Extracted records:
┌────────
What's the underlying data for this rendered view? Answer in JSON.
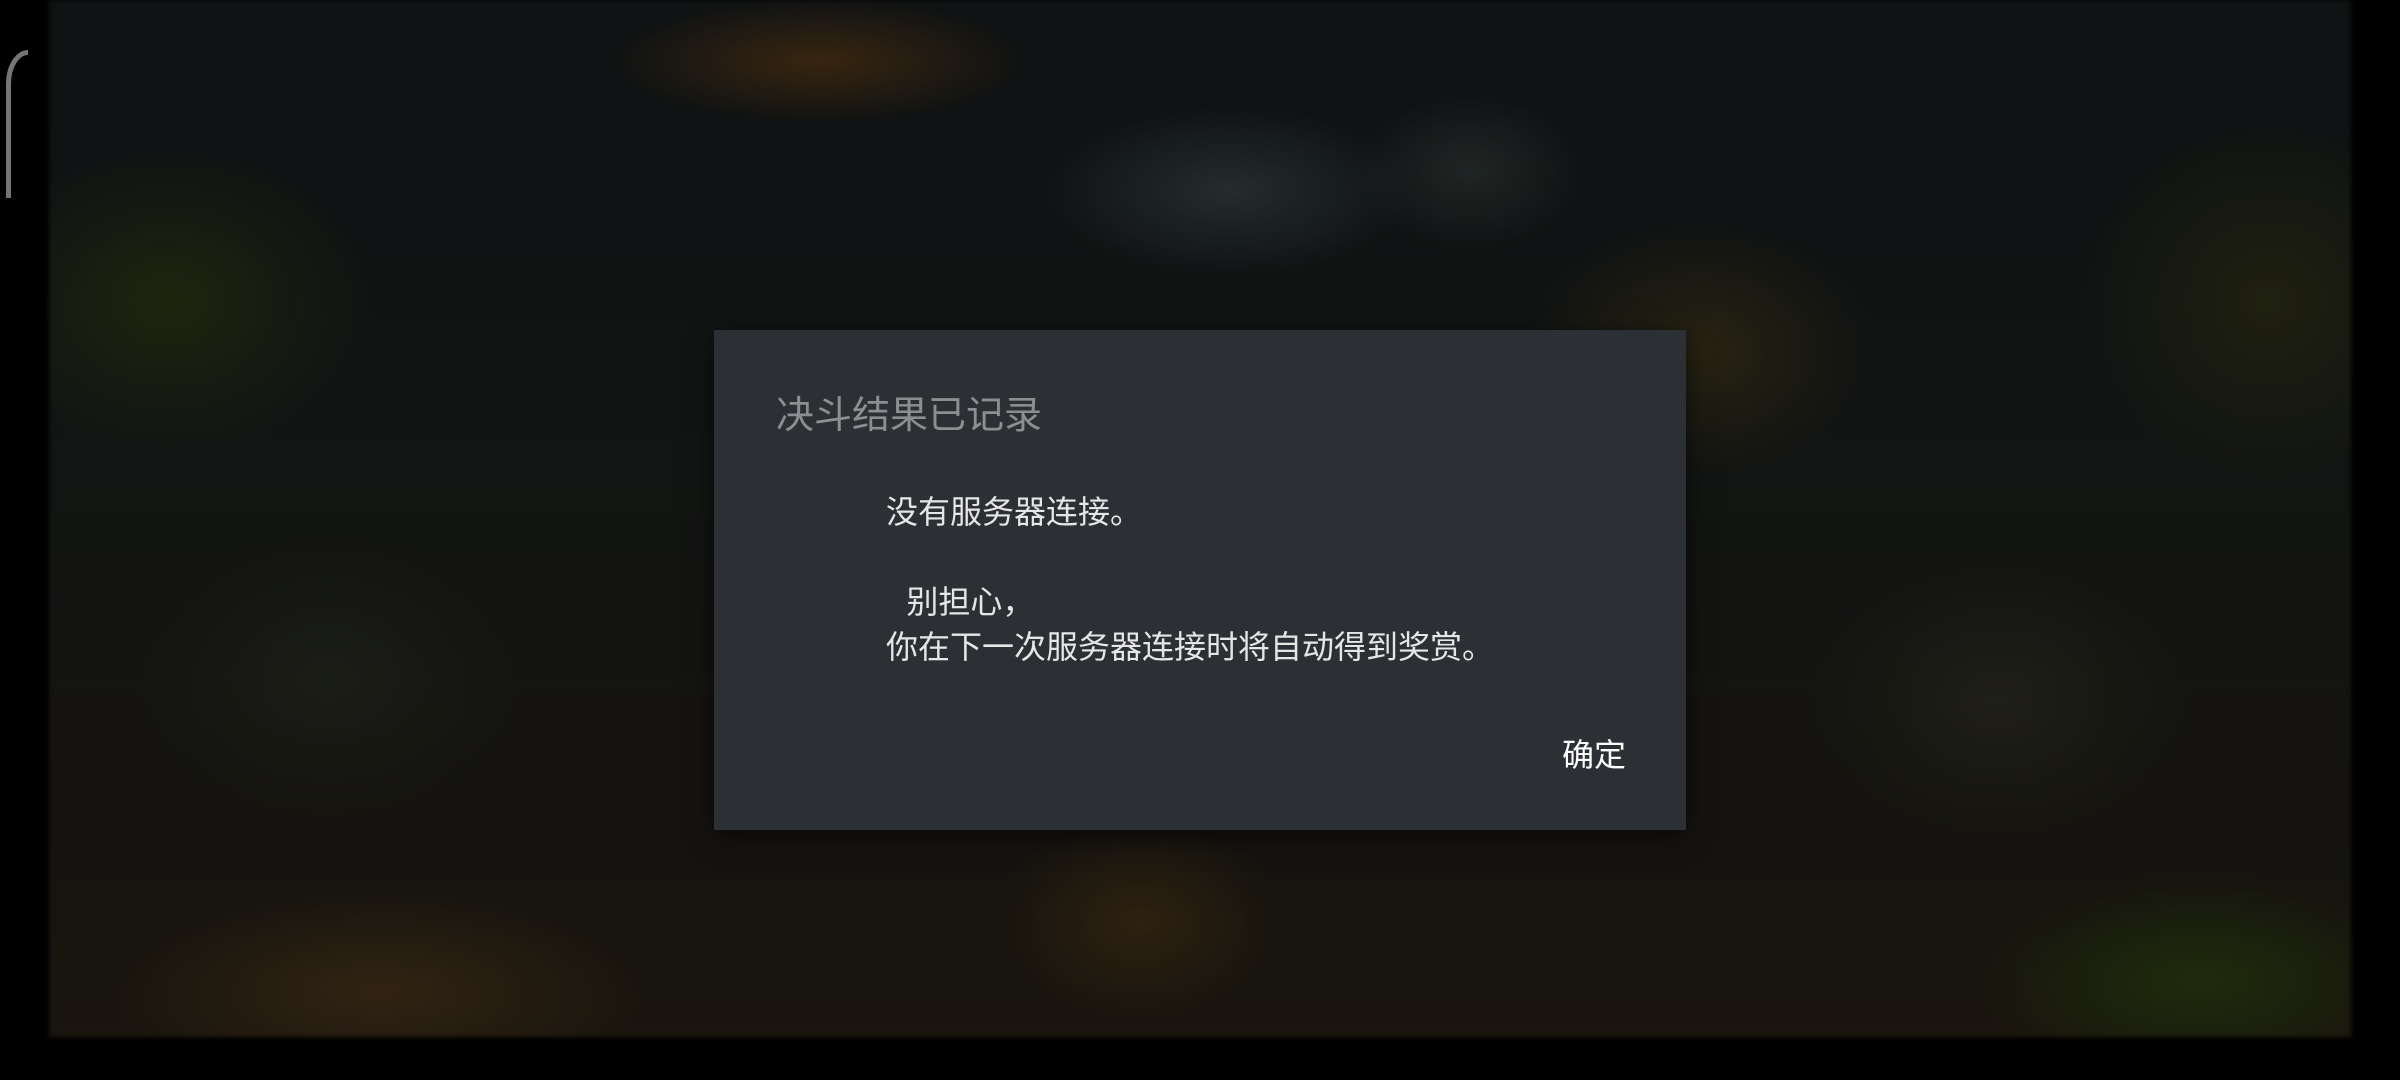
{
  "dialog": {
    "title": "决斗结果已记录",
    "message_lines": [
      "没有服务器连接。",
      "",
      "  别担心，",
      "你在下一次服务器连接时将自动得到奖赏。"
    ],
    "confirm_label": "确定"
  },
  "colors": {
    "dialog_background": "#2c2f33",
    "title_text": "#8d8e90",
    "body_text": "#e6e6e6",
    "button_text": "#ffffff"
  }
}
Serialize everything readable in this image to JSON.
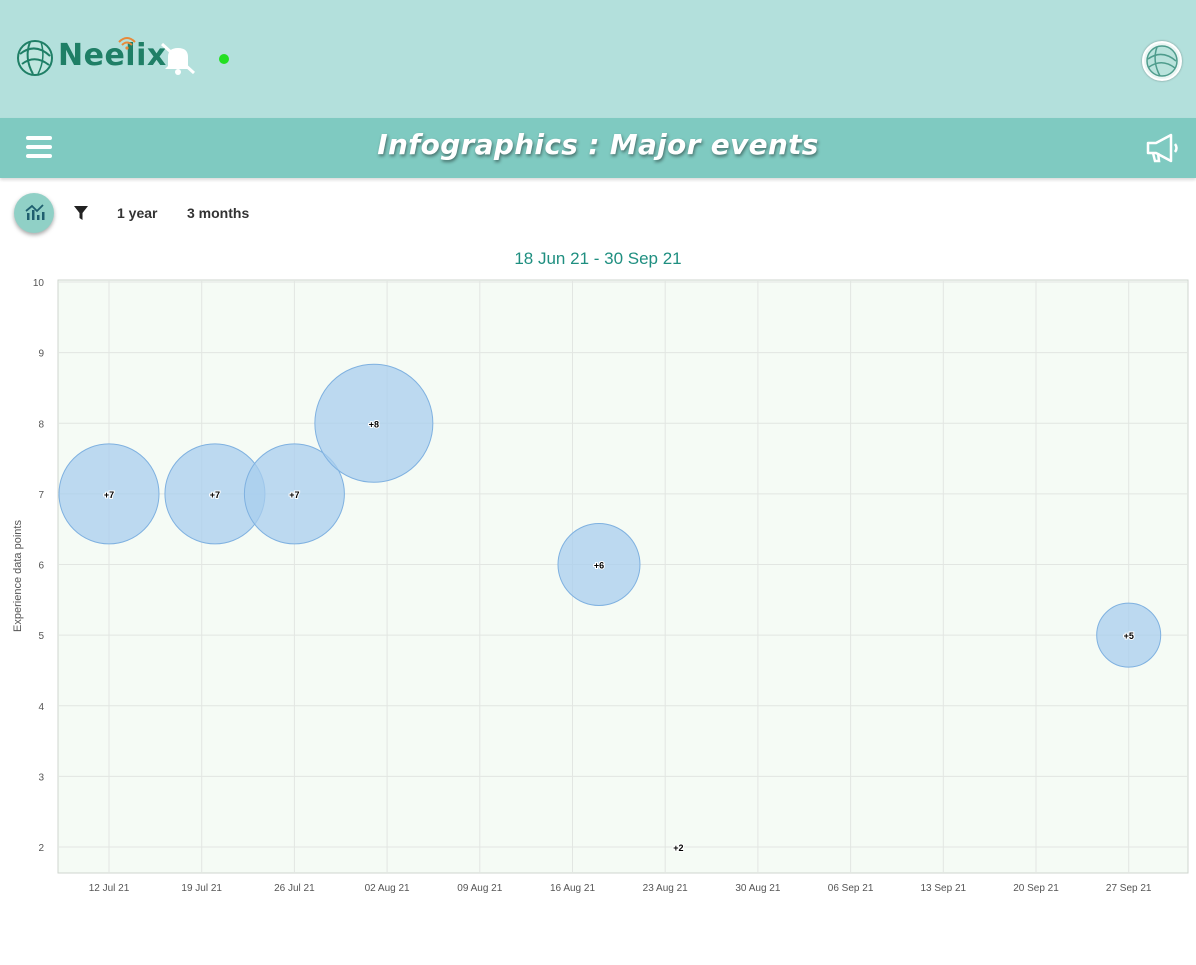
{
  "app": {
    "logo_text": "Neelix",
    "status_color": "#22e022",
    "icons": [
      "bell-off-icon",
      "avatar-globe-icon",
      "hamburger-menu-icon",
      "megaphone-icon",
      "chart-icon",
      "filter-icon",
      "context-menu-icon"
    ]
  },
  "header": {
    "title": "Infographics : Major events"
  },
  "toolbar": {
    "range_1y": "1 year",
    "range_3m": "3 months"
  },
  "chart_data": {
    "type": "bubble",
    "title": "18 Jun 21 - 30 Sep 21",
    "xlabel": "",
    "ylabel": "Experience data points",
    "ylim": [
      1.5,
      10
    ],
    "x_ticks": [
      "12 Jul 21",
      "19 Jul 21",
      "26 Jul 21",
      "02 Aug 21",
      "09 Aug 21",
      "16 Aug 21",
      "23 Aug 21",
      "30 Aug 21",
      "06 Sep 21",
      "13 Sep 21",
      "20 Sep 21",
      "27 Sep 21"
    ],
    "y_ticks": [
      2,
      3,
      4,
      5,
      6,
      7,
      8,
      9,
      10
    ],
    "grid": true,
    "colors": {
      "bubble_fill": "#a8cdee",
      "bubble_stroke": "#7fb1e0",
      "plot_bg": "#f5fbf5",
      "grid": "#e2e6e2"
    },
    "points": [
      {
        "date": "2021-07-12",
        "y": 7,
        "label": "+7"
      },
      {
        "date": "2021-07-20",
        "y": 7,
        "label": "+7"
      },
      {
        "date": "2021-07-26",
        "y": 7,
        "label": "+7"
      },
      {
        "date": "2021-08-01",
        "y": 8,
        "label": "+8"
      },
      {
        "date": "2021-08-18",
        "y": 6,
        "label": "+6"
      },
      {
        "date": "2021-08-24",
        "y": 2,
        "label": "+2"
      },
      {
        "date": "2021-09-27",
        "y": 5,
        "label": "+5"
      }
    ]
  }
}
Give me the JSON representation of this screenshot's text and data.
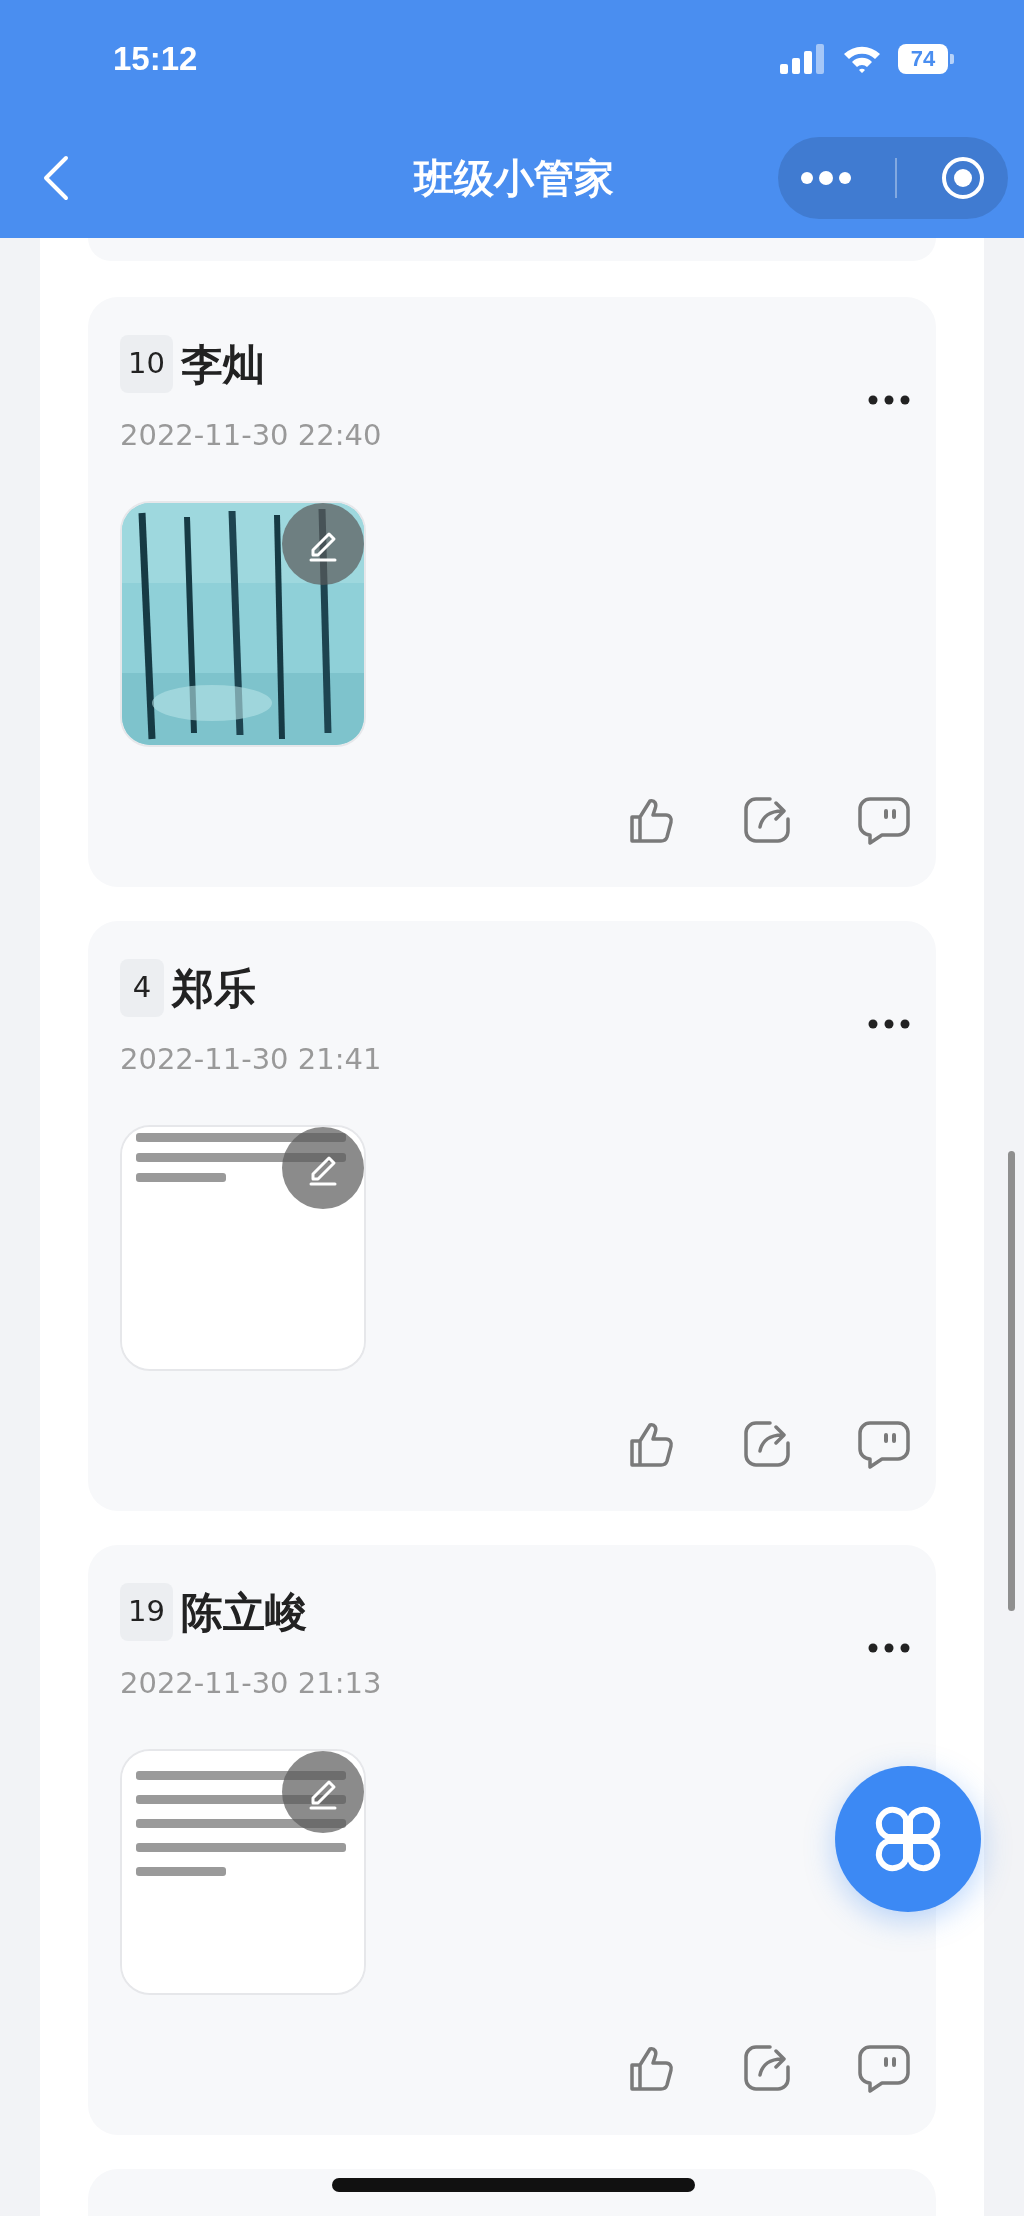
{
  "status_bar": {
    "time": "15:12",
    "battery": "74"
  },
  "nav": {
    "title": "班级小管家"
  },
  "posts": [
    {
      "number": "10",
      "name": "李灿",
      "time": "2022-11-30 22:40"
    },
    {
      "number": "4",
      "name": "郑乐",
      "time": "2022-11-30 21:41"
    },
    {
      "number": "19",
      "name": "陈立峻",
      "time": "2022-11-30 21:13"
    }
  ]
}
└────────
_Stated problem_:
Single out each line of the records above with the string "JSON" in it, and copy it.

_Complete output_:
What's the underlying data for this rendered view? Answer in JSON.
Serialize everything readable in this image to JSON.
Give me the JSON representation of this screenshot's text and data.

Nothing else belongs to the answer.